Written problem →
Note how many lines hold the string "Nancy" and give that number without any other words.

Data excerpts:
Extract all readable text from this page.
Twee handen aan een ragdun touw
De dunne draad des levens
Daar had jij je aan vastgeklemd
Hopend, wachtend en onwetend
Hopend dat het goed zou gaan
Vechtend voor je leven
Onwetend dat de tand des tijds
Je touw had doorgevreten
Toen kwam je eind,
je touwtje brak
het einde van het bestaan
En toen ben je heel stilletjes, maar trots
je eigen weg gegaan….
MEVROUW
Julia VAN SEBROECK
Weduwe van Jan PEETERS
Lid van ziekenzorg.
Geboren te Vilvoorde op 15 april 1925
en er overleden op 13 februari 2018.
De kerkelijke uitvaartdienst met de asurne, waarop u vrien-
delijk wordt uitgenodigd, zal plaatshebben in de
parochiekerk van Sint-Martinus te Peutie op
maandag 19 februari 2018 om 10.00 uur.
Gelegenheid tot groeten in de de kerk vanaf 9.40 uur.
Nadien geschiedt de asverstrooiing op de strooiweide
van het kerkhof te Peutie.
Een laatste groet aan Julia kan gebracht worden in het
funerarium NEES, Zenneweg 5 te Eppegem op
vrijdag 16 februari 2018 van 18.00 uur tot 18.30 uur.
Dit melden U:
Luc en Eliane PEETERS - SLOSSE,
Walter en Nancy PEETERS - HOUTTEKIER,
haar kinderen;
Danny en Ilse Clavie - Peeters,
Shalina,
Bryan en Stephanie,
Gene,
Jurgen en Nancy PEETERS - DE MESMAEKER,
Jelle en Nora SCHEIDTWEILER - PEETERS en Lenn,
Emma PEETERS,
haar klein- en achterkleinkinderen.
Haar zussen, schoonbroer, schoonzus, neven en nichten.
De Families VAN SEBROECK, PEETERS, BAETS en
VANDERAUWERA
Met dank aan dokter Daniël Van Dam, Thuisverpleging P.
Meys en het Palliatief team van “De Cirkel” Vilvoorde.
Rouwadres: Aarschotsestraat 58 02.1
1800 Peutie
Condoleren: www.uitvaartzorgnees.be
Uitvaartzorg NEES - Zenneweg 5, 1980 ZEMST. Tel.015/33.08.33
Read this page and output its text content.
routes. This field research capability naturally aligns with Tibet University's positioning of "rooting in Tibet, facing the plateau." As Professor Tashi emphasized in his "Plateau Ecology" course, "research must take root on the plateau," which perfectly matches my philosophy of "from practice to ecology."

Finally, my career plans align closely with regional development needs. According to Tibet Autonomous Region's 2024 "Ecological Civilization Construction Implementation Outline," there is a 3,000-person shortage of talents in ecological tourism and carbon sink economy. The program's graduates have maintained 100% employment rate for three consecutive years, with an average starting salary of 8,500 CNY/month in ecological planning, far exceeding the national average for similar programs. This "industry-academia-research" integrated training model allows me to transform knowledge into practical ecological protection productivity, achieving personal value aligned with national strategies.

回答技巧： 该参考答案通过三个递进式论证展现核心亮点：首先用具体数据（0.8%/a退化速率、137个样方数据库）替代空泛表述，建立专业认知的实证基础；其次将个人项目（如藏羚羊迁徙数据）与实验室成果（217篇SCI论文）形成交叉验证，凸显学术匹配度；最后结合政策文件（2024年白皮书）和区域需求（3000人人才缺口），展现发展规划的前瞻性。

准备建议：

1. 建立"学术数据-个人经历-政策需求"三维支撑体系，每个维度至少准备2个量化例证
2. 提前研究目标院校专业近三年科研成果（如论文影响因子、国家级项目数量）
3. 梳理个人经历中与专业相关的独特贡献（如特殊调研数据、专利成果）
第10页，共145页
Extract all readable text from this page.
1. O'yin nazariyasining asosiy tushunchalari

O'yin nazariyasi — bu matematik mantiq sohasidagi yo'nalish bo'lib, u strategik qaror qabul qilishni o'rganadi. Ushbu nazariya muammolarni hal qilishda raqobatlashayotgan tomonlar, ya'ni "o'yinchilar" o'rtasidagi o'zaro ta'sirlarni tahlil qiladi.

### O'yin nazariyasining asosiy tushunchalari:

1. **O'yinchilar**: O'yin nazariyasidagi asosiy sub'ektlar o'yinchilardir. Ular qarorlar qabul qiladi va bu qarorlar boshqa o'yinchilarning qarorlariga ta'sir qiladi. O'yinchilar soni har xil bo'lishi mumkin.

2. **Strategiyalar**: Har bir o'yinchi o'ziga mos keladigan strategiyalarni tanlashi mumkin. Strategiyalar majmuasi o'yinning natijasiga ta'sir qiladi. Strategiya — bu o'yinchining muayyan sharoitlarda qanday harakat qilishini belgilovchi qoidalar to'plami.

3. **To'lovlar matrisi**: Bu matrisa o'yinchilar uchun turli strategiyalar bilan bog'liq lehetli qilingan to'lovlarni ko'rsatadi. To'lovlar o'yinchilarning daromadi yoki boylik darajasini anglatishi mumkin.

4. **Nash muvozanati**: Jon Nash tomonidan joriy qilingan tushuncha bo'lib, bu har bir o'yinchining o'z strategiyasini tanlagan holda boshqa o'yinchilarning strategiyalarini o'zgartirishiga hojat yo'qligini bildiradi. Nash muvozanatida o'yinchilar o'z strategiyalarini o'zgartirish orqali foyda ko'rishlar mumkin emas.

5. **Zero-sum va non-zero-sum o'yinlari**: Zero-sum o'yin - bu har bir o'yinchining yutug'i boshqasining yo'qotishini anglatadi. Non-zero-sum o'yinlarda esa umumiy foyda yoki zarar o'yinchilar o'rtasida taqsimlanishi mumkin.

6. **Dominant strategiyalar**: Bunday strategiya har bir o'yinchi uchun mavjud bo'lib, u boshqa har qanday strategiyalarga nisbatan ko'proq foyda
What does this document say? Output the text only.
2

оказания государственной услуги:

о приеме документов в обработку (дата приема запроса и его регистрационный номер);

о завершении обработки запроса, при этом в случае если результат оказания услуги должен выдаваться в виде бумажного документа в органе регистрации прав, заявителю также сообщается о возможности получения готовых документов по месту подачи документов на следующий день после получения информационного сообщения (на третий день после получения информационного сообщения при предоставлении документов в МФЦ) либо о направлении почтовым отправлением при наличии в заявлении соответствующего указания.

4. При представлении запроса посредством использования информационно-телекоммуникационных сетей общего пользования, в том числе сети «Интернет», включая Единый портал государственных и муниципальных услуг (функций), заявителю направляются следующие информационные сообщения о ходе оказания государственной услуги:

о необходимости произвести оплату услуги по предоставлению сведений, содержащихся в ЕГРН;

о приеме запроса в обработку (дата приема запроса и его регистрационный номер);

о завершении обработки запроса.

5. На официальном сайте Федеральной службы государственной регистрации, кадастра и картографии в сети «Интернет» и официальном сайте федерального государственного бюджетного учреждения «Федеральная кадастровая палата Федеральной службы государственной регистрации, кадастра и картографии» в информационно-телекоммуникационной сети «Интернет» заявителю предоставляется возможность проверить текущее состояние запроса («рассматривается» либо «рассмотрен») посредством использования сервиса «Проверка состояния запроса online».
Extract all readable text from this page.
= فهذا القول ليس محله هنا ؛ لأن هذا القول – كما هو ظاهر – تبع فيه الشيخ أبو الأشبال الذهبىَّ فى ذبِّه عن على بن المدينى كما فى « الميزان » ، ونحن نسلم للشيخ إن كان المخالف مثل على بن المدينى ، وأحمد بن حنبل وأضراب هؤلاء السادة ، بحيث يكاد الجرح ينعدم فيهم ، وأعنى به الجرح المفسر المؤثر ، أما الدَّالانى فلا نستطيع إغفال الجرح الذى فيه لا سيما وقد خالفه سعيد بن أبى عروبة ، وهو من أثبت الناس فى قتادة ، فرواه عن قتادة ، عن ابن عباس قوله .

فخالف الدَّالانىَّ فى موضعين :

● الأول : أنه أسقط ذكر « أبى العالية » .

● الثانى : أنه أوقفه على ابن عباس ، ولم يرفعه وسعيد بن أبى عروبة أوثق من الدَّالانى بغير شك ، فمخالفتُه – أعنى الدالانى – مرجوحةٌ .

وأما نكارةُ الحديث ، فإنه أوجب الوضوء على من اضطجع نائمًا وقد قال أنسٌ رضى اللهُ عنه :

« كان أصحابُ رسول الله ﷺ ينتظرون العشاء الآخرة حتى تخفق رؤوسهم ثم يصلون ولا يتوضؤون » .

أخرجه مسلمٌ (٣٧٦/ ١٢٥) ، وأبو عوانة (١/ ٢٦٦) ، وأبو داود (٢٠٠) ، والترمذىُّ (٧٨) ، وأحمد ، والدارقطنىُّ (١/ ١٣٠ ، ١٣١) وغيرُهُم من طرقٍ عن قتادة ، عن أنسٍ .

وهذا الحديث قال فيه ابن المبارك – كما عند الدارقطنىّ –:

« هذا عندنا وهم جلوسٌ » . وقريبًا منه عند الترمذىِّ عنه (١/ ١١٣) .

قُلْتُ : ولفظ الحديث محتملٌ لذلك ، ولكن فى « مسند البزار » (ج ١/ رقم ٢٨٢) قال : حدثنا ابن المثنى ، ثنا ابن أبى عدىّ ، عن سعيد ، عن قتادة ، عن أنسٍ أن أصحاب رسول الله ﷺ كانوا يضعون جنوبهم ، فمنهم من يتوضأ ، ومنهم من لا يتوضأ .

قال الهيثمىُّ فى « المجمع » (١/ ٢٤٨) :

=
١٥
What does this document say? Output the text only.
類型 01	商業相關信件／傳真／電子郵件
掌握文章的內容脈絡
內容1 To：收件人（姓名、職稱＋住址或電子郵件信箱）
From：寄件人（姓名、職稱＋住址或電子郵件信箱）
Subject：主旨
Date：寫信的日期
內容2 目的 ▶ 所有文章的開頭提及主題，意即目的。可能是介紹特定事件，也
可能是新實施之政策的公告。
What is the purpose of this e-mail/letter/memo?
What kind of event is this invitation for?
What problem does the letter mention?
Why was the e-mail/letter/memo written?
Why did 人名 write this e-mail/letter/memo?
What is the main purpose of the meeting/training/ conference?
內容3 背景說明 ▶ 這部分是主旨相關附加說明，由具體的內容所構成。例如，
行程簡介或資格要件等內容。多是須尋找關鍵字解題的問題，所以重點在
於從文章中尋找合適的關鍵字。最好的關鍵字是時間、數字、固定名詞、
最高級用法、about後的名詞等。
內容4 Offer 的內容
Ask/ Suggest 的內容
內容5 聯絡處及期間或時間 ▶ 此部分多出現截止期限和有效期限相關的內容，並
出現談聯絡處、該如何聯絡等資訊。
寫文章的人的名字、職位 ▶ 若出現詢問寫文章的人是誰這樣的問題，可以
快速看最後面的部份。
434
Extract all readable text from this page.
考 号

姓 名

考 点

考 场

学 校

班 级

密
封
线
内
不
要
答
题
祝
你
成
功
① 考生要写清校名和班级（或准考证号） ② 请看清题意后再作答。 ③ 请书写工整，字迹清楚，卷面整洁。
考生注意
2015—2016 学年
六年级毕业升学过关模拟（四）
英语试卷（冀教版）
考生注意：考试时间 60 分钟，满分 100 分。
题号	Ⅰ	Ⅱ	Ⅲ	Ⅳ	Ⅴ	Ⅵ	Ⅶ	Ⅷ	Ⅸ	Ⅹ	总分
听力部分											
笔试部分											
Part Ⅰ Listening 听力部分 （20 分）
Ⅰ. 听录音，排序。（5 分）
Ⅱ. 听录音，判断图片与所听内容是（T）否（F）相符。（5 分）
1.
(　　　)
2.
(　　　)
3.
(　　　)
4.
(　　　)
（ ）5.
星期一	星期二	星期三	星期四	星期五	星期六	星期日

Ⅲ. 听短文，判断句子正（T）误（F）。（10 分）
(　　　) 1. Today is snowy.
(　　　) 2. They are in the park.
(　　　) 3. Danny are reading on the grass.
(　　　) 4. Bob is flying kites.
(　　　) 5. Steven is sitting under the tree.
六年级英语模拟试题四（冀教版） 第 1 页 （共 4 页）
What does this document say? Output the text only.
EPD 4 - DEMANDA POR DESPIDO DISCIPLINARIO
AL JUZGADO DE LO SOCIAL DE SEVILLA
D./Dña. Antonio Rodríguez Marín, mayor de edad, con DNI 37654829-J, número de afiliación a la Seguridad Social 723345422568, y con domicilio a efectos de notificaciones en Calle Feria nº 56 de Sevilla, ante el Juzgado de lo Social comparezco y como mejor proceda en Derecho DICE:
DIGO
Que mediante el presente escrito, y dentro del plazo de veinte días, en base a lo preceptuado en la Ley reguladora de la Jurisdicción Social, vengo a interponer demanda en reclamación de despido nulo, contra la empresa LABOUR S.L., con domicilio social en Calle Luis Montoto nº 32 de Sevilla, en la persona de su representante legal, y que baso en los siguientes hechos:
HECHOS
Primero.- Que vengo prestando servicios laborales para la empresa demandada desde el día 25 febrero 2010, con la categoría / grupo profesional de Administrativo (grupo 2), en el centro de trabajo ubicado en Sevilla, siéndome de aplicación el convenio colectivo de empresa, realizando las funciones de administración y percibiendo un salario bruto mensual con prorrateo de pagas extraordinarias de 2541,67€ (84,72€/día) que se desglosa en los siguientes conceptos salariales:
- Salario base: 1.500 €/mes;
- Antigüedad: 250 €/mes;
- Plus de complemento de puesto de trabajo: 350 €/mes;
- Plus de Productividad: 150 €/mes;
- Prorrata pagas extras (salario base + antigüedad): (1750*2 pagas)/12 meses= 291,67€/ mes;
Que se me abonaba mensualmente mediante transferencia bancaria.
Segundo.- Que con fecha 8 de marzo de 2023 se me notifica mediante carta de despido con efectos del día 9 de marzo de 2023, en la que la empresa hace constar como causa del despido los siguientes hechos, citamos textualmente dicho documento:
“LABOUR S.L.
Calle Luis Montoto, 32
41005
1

Full answer →
2